GOAL OF THE EXERCISE → Write out every line of the material exactly as it appears.
--- Start TASK INPUTS ---
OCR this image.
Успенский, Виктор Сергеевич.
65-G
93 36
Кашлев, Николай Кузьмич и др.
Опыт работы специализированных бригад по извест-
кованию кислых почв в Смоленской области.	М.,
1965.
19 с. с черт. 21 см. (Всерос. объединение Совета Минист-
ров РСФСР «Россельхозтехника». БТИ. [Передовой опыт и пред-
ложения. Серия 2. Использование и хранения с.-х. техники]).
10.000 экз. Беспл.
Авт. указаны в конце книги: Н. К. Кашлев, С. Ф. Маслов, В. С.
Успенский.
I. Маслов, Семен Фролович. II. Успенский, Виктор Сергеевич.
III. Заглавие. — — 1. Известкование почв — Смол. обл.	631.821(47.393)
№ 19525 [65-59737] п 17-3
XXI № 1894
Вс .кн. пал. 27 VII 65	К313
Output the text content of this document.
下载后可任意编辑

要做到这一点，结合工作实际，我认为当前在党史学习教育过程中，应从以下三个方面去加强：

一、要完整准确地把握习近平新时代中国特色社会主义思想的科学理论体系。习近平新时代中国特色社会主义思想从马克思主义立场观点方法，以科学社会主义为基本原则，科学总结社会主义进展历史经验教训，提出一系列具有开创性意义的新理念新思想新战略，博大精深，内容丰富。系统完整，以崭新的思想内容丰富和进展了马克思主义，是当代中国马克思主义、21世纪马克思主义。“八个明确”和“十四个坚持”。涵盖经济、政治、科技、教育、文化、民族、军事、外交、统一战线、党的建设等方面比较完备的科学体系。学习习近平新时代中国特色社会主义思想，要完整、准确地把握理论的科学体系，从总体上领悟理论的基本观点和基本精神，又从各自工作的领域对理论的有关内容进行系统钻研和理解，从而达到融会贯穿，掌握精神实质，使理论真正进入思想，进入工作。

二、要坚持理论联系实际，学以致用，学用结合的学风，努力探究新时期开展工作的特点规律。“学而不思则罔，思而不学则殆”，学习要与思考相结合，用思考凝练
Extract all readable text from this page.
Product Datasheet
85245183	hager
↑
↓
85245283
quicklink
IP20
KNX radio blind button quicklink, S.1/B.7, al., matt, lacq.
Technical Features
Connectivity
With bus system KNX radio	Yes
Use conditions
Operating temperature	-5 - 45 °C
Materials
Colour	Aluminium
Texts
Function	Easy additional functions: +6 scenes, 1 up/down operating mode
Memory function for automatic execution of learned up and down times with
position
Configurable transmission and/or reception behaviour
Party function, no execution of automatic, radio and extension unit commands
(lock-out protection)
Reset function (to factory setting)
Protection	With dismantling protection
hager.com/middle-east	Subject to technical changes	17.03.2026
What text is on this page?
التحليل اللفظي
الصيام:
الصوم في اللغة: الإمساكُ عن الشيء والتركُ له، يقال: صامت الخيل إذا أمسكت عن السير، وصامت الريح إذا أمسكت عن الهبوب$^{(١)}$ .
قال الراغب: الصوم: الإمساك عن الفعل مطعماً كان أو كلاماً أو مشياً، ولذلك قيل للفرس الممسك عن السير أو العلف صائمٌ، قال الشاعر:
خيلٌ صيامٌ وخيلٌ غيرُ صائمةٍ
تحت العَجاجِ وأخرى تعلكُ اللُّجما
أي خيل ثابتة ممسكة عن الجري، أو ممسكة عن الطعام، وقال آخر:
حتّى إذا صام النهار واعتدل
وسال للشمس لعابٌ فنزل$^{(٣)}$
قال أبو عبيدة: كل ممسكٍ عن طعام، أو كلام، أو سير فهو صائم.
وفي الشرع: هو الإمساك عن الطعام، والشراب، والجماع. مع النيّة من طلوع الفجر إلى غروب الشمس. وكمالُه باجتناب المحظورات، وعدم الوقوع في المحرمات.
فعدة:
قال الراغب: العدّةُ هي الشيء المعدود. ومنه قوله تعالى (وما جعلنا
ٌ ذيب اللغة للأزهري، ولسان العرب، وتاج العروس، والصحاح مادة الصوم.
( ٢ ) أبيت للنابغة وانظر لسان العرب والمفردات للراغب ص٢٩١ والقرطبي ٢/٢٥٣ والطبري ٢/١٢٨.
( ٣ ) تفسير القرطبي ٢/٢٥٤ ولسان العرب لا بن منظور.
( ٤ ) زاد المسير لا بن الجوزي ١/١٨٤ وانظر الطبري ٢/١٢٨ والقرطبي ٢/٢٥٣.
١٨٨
--- End TASK INPUTS ---
ANSWER TO THIS EXERCISE →
OCR this image.
Успенский, Виктор Сергеевич.
65-G
93 36
Кашлев, Николай Кузьмич и др.
Опыт работы специализированных бригад по извест-
кованию кислых почв в Смоленской области.	М.,
1965.
19 с. с черт. 21 см. (Всерос. объединение Совета Минист-
ров РСФСР «Россельхозтехника». БТИ. [Передовой опыт и пред-
ложения. Серия 2. Использование и хранения с.-х. техники]).
10.000 экз. Беспл.
Авт. указаны в конце книги: Н. К. Кашлев, С. Ф. Маслов, В. С.
Успенский.
I. Маслов, Семен Фролович. II. Успенский, Виктор Сергеевич.
III. Заглавие. — — 1. Известкование почв — Смол. обл.	631.821(47.393)
№ 19525 [65-59737] п 17-3
XXI № 1894
Вс .кн. пал. 27 VII 65	К313
Output the text content of this document.
下载后可任意编辑

要做到这一点，结合工作实际，我认为当前在党史学习教育过程中，应从以下三个方面去加强：

一、要完整准确地把握习近平新时代中国特色社会主义思想的科学理论体系。习近平新时代中国特色社会主义思想从马克思主义立场观点方法，以科学社会主义为基本原则，科学总结社会主义进展历史经验教训，提出一系列具有开创性意义的新理念新思想新战略，博大精深，内容丰富。系统完整，以崭新的思想内容丰富和进展了马克思主义，是当代中国马克思主义、21世纪马克思主义。“八个明确”和“十四个坚持”。涵盖经济、政治、科技、教育、文化、民族、军事、外交、统一战线、党的建设等方面比较完备的科学体系。学习习近平新时代中国特色社会主义思想，要完整、准确地把握理论的科学体系，从总体上领悟理论的基本观点和基本精神，又从各自工作的领域对理论的有关内容进行系统钻研和理解，从而达到融会贯穿，掌握精神实质，使理论真正进入思想，进入工作。

二、要坚持理论联系实际，学以致用，学用结合的学风，努力探究新时期开展工作的特点规律。“学而不思则罔，思而不学则殆”，学习要与思考相结合，用思考凝练
Extract all readable text from this page.
Product Datasheet
85245183	hager
↑
↓
85245283
quicklink
IP20
KNX radio blind button quicklink, S.1/B.7, al., matt, lacq.
Technical Features
Connectivity
With bus system KNX radio	Yes
Use conditions
Operating temperature	-5 - 45 °C
Materials
Colour	Aluminium
Texts
Function	Easy additional functions: +6 scenes, 1 up/down operating mode
Memory function for automatic execution of learned up and down times with
position
Configurable transmission and/or reception behaviour
Party function, no execution of automatic, radio and extension unit commands
(lock-out protection)
Reset function (to factory setting)
Protection	With dismantling protection
hager.com/middle-east	Subject to technical changes	17.03.2026
What text is on this page?
التحليل اللفظي
الصيام:
الصوم في اللغة: الإمساكُ عن الشيء والتركُ له، يقال: صامت الخيل إذا أمسكت عن السير، وصامت الريح إذا أمسكت عن الهبوب$^{(١)}$ .
قال الراغب: الصوم: الإمساك عن الفعل مطعماً كان أو كلاماً أو مشياً، ولذلك قيل للفرس الممسك عن السير أو العلف صائمٌ، قال الشاعر:
خيلٌ صيامٌ وخيلٌ غيرُ صائمةٍ
تحت العَجاجِ وأخرى تعلكُ اللُّجما
أي خيل ثابتة ممسكة عن الجري، أو ممسكة عن الطعام، وقال آخر:
حتّى إذا صام النهار واعتدل
وسال للشمس لعابٌ فنزل$^{(٣)}$
قال أبو عبيدة: كل ممسكٍ عن طعام، أو كلام، أو سير فهو صائم.
وفي الشرع: هو الإمساك عن الطعام، والشراب، والجماع. مع النيّة من طلوع الفجر إلى غروب الشمس. وكمالُه باجتناب المحظورات، وعدم الوقوع في المحرمات.
فعدة:
قال الراغب: العدّةُ هي الشيء المعدود. ومنه قوله تعالى (وما جعلنا
ٌ ذيب اللغة للأزهري، ولسان العرب، وتاج العروس، والصحاح مادة الصوم.
( ٢ ) أبيت للنابغة وانظر لسان العرب والمفردات للراغب ص٢٩١ والقرطبي ٢/٢٥٣ والطبري ٢/١٢٨.
( ٣ ) تفسير القرطبي ٢/٢٥٤ ولسان العرب لا بن منظور.
( ٤ ) زاد المسير لا بن الجوزي ١/١٨٤ وانظر الطبري ٢/١٢٨ والقرطبي ٢/٢٥٣.
١٨٨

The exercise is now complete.